→ Required task
Read through the data and count the lines that contain the string "Creed"; give only the result.

→ Task data
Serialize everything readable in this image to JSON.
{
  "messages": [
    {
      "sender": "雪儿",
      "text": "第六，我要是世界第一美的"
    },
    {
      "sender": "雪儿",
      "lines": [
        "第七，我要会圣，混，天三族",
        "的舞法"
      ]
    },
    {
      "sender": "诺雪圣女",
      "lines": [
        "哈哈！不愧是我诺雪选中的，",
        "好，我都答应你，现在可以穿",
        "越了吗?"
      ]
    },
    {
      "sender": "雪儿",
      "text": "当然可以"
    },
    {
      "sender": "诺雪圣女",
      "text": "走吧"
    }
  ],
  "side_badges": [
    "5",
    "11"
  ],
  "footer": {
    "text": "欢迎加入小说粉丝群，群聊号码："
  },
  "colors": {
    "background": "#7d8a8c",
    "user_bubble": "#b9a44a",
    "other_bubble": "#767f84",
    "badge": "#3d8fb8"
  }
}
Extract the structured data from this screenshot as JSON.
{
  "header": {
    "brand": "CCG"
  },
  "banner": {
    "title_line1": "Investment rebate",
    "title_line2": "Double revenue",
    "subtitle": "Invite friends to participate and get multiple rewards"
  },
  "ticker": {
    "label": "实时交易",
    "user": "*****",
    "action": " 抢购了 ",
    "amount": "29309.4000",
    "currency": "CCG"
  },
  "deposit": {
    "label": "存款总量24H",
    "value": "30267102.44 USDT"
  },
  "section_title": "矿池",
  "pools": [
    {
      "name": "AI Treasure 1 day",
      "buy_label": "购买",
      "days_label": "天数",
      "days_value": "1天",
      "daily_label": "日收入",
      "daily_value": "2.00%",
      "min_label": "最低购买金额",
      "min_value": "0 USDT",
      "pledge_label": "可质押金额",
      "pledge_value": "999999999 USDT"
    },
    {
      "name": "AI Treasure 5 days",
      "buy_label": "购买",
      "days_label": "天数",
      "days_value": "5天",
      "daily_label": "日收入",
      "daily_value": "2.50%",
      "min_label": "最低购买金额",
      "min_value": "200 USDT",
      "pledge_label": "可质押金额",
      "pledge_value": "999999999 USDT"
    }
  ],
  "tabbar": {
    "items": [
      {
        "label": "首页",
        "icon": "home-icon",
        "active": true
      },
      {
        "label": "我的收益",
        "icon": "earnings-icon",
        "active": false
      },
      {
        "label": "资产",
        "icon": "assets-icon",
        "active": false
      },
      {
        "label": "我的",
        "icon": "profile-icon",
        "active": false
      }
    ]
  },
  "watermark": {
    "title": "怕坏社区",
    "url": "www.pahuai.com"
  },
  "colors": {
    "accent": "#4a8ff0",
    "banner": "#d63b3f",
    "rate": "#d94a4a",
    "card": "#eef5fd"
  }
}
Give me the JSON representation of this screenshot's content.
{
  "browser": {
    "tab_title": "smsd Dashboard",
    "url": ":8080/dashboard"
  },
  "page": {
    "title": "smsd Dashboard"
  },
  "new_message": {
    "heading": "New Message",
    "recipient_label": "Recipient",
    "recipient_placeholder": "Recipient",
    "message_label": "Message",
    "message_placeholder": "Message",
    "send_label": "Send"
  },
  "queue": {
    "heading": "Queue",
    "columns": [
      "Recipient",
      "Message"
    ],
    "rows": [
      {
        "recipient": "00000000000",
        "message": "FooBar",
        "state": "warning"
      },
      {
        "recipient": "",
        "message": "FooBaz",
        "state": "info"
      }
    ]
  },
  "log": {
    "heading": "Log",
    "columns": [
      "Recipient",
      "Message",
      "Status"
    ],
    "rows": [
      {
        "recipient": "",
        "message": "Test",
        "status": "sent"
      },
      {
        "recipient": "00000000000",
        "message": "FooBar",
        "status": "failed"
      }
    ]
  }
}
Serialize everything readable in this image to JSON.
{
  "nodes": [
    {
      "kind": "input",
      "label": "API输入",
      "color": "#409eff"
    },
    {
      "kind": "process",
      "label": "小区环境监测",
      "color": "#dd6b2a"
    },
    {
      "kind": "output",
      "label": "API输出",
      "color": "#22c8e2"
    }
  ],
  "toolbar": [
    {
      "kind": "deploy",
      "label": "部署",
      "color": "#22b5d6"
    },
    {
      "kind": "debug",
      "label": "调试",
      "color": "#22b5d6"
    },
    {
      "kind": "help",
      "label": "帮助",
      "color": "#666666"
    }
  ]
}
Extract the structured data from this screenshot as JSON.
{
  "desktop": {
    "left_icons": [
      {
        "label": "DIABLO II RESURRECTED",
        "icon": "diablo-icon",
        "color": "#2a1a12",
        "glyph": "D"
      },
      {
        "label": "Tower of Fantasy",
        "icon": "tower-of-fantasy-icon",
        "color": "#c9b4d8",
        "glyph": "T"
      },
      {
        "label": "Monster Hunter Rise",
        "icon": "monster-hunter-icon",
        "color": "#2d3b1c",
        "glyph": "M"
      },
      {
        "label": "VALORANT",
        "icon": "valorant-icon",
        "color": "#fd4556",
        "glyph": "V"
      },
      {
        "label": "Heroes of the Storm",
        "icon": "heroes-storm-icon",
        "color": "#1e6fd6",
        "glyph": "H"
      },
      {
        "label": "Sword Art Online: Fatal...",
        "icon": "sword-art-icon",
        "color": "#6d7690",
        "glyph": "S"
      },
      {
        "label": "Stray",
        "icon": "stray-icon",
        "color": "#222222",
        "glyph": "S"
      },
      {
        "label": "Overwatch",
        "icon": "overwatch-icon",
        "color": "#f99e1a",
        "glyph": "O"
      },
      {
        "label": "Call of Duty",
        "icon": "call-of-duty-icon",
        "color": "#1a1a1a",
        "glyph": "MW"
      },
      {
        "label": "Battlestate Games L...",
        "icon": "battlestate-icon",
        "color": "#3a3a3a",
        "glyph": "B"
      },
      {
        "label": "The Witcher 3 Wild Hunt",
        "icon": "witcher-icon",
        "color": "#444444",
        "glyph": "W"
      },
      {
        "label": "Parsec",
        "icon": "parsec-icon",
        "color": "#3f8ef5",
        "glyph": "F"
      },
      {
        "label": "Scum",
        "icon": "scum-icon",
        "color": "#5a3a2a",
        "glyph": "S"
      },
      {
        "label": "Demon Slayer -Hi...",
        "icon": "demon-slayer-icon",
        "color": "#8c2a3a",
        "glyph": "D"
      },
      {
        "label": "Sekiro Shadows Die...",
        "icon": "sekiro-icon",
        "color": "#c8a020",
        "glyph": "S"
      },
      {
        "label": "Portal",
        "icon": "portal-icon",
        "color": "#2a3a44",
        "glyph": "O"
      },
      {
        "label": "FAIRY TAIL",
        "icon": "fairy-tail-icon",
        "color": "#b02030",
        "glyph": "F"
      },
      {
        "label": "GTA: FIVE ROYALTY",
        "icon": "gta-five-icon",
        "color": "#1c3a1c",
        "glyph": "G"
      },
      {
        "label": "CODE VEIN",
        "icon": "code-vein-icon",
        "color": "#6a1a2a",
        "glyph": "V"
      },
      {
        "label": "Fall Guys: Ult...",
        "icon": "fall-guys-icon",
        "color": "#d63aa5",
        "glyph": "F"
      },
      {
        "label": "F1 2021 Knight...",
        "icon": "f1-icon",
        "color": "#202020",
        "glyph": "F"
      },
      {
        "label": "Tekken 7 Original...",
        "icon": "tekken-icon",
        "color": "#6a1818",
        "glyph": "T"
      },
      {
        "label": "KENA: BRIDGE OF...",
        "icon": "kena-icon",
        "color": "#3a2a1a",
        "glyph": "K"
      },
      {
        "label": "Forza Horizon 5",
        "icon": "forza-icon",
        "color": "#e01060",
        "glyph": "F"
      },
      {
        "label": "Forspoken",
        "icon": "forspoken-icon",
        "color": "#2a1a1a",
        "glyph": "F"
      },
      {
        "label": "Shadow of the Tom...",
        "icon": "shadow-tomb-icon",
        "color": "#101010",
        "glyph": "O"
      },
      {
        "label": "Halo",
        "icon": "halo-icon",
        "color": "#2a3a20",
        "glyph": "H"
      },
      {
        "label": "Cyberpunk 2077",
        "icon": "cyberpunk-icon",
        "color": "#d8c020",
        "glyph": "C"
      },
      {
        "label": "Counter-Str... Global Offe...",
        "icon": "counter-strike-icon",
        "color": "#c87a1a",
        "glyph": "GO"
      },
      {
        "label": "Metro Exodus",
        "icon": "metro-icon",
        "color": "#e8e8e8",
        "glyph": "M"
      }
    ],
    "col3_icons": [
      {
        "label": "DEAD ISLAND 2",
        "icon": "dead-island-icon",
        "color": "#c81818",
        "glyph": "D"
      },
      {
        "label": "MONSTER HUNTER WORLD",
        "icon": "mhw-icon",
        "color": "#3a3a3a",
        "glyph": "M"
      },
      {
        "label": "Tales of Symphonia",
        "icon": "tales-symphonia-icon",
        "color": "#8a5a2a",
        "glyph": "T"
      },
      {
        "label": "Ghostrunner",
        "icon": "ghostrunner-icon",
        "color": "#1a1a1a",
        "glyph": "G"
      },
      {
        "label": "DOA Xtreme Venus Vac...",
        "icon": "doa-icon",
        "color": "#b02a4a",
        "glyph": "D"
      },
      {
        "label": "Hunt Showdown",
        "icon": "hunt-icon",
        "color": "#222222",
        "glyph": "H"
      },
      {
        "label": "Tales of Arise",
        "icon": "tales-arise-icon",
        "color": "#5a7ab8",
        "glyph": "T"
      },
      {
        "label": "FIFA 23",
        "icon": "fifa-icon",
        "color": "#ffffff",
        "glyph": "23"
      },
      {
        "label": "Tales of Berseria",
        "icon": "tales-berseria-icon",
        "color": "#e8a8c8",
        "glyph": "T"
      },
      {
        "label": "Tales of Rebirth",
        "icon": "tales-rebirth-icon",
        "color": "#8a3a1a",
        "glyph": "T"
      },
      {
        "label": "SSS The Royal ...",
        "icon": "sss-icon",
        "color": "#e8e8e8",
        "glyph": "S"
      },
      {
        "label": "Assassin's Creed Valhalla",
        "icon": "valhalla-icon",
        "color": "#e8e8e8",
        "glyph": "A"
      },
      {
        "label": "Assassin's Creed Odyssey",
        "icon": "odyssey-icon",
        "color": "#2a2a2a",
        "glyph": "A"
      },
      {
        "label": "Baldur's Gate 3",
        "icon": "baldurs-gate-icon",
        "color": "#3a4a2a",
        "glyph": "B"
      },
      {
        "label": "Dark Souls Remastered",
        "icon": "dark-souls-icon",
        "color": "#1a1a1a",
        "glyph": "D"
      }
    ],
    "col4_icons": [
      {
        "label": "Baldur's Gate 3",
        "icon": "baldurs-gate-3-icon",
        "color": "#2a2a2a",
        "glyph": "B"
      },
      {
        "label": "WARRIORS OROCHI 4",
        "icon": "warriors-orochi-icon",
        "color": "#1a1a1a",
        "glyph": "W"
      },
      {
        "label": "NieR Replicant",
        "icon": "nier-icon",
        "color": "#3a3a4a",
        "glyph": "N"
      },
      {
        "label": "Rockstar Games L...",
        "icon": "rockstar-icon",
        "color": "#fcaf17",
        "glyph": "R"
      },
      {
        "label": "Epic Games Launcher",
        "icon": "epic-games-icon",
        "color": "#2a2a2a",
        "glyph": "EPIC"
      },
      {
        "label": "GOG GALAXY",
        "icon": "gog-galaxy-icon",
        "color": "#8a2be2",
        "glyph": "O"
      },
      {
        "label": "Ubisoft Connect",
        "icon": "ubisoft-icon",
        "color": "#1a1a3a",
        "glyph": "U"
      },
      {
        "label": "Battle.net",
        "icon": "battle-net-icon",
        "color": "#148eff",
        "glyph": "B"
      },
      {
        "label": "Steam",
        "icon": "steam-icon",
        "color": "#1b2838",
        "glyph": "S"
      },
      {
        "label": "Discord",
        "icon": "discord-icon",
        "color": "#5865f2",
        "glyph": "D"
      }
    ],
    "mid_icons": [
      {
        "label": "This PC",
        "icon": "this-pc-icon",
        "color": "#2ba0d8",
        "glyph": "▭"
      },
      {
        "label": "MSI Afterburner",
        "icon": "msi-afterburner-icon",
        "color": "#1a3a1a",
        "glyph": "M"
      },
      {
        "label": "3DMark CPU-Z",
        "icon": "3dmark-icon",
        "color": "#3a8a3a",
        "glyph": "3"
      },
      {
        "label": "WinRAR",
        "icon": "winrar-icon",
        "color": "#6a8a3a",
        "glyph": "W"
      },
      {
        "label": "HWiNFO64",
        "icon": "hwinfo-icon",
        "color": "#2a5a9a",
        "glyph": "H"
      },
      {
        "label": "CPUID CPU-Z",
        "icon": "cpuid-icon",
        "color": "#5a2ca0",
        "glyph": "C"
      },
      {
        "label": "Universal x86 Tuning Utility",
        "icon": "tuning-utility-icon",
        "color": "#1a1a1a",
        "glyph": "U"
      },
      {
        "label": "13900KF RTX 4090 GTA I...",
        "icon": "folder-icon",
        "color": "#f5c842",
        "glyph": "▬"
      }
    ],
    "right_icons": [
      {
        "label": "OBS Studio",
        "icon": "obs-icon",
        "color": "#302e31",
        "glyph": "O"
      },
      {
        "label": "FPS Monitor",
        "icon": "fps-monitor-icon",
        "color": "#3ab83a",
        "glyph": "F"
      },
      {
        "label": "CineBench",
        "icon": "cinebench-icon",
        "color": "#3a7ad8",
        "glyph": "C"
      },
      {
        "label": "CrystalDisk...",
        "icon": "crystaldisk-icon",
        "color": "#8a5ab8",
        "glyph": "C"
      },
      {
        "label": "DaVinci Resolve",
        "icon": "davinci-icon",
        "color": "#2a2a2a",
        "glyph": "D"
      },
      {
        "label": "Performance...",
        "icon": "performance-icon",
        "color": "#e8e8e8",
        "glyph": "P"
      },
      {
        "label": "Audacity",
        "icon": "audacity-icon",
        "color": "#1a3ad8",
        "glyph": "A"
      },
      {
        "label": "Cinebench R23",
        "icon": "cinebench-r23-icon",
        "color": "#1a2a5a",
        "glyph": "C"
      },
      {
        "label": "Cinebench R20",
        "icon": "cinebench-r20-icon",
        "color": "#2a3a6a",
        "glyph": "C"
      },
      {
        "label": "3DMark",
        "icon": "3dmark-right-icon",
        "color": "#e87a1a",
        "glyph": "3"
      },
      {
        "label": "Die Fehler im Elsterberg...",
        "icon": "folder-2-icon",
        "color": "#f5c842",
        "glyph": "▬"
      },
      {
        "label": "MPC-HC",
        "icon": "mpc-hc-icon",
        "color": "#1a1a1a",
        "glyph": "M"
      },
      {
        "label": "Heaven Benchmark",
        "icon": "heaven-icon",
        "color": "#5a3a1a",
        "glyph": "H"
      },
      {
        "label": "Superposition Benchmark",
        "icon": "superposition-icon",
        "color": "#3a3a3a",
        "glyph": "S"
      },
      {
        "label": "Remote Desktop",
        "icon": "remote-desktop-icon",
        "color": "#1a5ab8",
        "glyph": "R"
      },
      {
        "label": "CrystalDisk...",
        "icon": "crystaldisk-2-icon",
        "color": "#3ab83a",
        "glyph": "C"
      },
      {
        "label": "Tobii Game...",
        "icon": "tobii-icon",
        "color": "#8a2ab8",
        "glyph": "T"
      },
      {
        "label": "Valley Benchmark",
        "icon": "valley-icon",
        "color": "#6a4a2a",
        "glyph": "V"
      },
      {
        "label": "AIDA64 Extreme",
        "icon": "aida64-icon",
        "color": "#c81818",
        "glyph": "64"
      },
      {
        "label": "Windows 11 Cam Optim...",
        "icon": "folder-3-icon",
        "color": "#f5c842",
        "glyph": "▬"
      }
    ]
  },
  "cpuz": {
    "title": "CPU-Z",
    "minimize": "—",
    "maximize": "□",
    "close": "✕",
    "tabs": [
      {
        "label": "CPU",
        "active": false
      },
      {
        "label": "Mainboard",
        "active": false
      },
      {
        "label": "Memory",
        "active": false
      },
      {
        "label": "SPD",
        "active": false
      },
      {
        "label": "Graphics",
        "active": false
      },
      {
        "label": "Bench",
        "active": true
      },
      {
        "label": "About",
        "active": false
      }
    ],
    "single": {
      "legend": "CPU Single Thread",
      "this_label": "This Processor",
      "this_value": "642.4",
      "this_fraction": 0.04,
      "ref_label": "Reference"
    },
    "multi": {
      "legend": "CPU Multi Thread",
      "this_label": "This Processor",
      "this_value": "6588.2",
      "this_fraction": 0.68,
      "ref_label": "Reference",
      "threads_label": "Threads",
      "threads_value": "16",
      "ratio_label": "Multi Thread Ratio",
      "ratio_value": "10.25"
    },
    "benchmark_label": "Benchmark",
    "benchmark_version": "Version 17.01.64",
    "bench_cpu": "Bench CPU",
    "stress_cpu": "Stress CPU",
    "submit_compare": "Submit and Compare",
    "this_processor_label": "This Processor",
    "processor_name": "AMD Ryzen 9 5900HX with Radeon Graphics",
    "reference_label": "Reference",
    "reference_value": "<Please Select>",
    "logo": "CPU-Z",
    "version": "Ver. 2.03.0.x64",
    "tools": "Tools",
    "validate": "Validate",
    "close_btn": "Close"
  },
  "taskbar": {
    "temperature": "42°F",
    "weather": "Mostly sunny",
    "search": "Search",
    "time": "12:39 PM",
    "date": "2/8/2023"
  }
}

→ Reply
2